• **JOB**:
Return each line of the data below verbatim; pictures are to be left out.
+---+
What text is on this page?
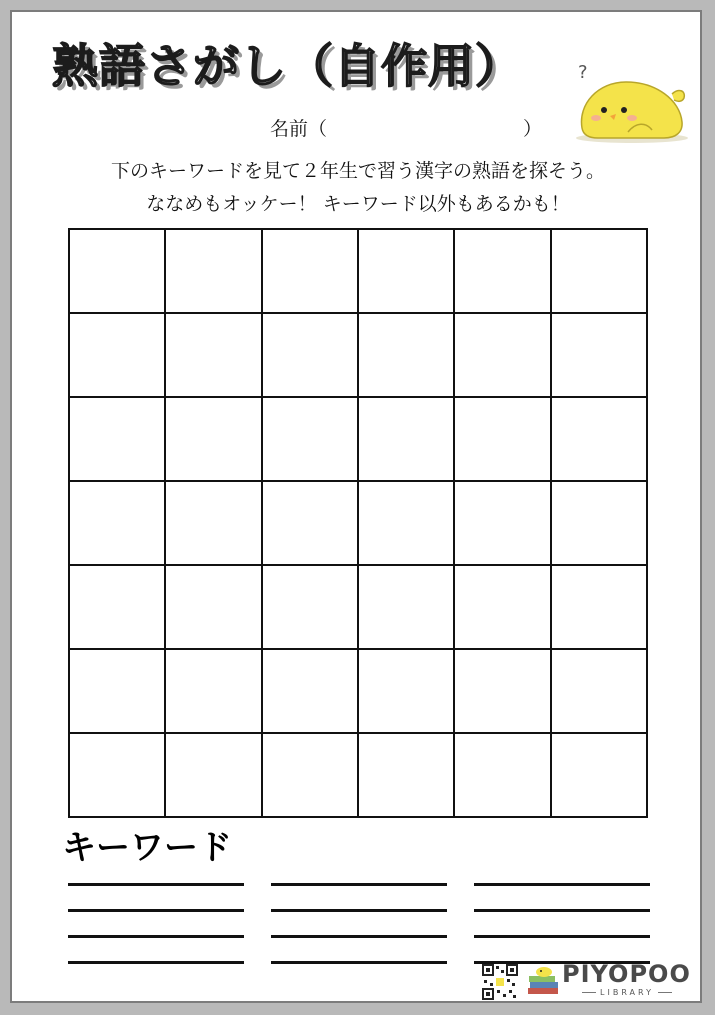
熟語さがし（自作用）	?
名前（	）
下のキーワードを見て２年生で習う漢字の熟語を探そう。
ななめもオッケー！ キーワード以外もあるかも！
キーワード
PIYOPOO
LIBRARY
+---+
• **TASK RESULT**:
What text is on this page?
熟語さがし（自作用）	?
名前（	）
下のキーワードを見て２年生で習う漢字の熟語を探そう。
ななめもオッケー！ キーワード以外もあるかも！
キーワード
PIYOPOO
LIBRARY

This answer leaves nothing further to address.